§ TEXTO DE LEITURA
══════════════════════════════

Antes de falarmos de Fernando Pessoa, reservemos algumas palavras para falar dos ruba’iyat de Omar Khayam, que estão na base dos Ruba’yiat de Fernando Pessoa. Omar Khayam foi um grande poeta persa, que nasceu em 1048 e morreu em 1131 (embora haja alguns documentos que remetam para outras datas).
Poeta, filósofo, astrónomo e matemático, Omar Khayam teve também, durante a sua vida, uma popularidade literária que obscureceu o seu lado de cientista. Mas é através da sua poesia que descortinamos o seu pensamento e a sua atitude perante a vida. Porém, a sua celebridade ao nível mundial viria apenas em 1839, com a tradução do inglês Edward Fitzgerald, que traduziu os seus Ruba’iyat para inglês. A palavra Ruba’iyat significa quadras, em que o poeta revela a sua visão do mundo, um tanto pessimista em relação ao porvir, pouco compatível com o cientista Omar Khayam. Após a tradução inglesa dos Ruba’iyat, a obra de Khayam tornou-se conhecida e também foi posteriormente vertida para a língua francesa. O tradutor francês, J. Nicolas, viu na poesia de Khayam uma forma de representação simbólica da filosofia sufi e mística.
Omar Khayam era um epicurista fino e amante dos prazeres sensoriais. Esse seu lado era visto com desconfiança, pois era contrário aos costumes dos bons muçulmanos. Idêntica atitude, porém, podemos ver nos príncipes das taifas e sobretudo no grande poeta que foi Al-Mut’amid, na Andalusia. A celebração do vinho e dos prazeres físicos, como forma de libertação do peso da vida e canto da efemeridade, era um modo de libertação da dor e de alcançar a felicidade. Os 600 ruba’iyat que Fitzgerald verteu para a língua inglesa apaixonaram os poetas do século XIX, que viam no exótico e no misticismo persa, como também aconteceu com o poeta persa Rumi, uma poderosa fonte de espiritualidade e de inspiração poética. Também Fernando Pessoa sucumbiu ao encanto (e profundidade) da poesia de Khayam, que transportou para a sua própria poesia por duas vias: pela tradução de alguns ruba’iyat de Khayam através da tradução inglesa de Fitzgerald, mas integrando ainda na sua própria obra poética, facto que foi tardiamente conhecido, havendo a publicação de alguns ruba’iyat. No seu texto As Crónicas Decorativas de Fernando Pessoa[1], Fabrizio Boscaglia refere a imensa importância do legado de Khayam no próprio pensamento de Pessoa, quer na poesia, quer na prosa, sobretudo entre 1926 e 1935. Fabrizio Boscaglia cita particularmente a crónica sobre a Pérsia, onde podemos identificar o interesse de Pessoa no pensamento e espiritualidade persas.

══════════════════════════════

§ DADOS FORNECIDOS
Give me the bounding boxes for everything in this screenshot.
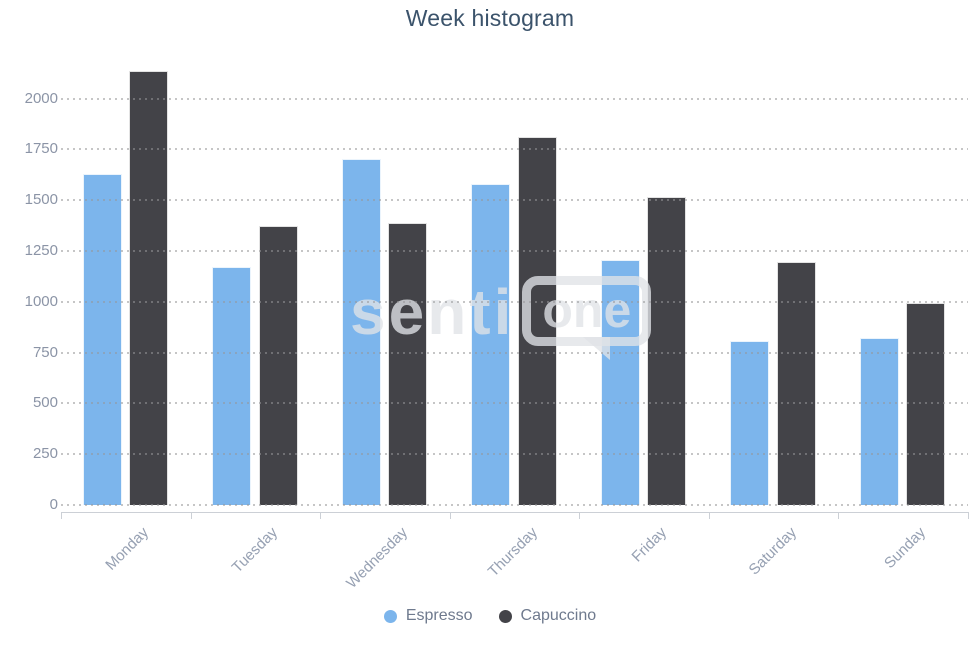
bar-espresso[interactable] [212, 267, 252, 505]
x-axis-tick [190, 512, 192, 519]
grid-line [61, 300, 968, 303]
x-axis-line [61, 512, 968, 513]
grid-line [61, 453, 968, 456]
y-axis-label: 250 [32, 445, 58, 463]
y-axis-label: 1500 [24, 191, 58, 209]
bar-espresso[interactable] [600, 260, 640, 505]
y-axis-label: 1250 [24, 242, 58, 259]
grid-line [61, 504, 968, 506]
x-axis-tick [61, 512, 62, 519]
bar-espresso[interactable] [730, 341, 770, 505]
grid-line [61, 148, 968, 151]
bar-espresso[interactable] [341, 159, 381, 505]
x-axis-tick [579, 512, 581, 519]
bar-capuccino[interactable] [906, 303, 946, 505]
legend-item-espresso[interactable]: Espresso [383, 607, 473, 625]
bar-capuccino[interactable] [517, 137, 557, 505]
bar-capuccino[interactable] [647, 197, 687, 505]
y-axis-label: 2000 [24, 89, 58, 107]
bar-capuccino[interactable] [776, 262, 816, 505]
chart-title: Week histogram [405, 5, 575, 31]
bar-capuccino[interactable] [258, 226, 298, 505]
y-axis-label: 1000 [24, 292, 58, 310]
grid-line [61, 250, 968, 252]
bar-espresso[interactable] [471, 184, 511, 505]
x-axis-tick [320, 512, 322, 519]
x-axis-tick [708, 512, 710, 519]
grid-line [61, 199, 968, 202]
x-axis-tick [449, 512, 451, 519]
x-axis-tick [968, 512, 969, 519]
y-axis-label: 500 [32, 394, 58, 412]
y-axis-label: 1750 [24, 140, 58, 158]
legend-label: Capuccino [520, 607, 597, 624]
x-axis-tick [838, 512, 840, 519]
grid-line [61, 402, 968, 405]
legend: Espresso Capuccino [0, 607, 980, 625]
bar-espresso[interactable] [859, 338, 899, 505]
grid-line [61, 351, 968, 354]
grid-line [61, 97, 968, 100]
bar-capuccino[interactable] [129, 71, 168, 505]
bar-capuccino[interactable] [388, 223, 428, 505]
legend-item-capuccino[interactable]: Capuccino [498, 607, 597, 625]
bar-espresso[interactable] [82, 174, 122, 505]
legend-marker-icon [383, 609, 397, 623]
legend-marker-icon [498, 609, 512, 623]
y-axis-label: 750 [32, 343, 58, 361]
legend-label: Espresso [405, 607, 473, 624]
y-axis-label: 0 [49, 496, 58, 513]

══════════════════════════════

§ O QUE FAZER
Dê continuidade ao texto sobre os ruba'iyat de Omar Khayam e Fernando Pessoa, começando logo após a sua última frase.

§ RESULTADO DA TAREFA
Tanto Alexandrino Severino como Maria Aliete Galhós, Márcia Feitosa e Boscaglia defendem a ideia que a poesia de Khayam (mais do que o seu pensamento filosófico) deixaram marcas na obra de Pessoa, que escreveu nada menos que 172 rubaiyat e traduziu cerca de 42 (a partir de Fitzgerald), em homenagem a Khayam. Patrick Quillier, poeta e tradutor de Pessoa em França, também defendeu esta tese. Omar Khayam, como outros poetas e pensadores do mundo islâmico fizeram parte das suas leituras desde jovem, mas só a partir de 1926 (data da tradução de Fitzgerald), teve acesso à sua poesia. É o exemplar mais anotado na sua biblioteca, o que revela o seu interesse apaixonado. Em 1926, Fernando Pessoa publicou três dos seus Ruba’iyat na revista Contemporânea. Os restantes Ruba’iyat foram coligidos e publicados por Maria Aliete Galhoz, na edição da Imprensa Nacional-Casa da Moeda, em 2008. Este livro é o resultado de um trabalho continuado pela autora, que apresentou os primeiros resultados dessa pesquisa em 1985, num congresso internacional de Estudos Pessoanos intitulado «Canções de Beber na obra de Fernando Pessoa: rubai e ruba’iyat presentes na poesia ortónima».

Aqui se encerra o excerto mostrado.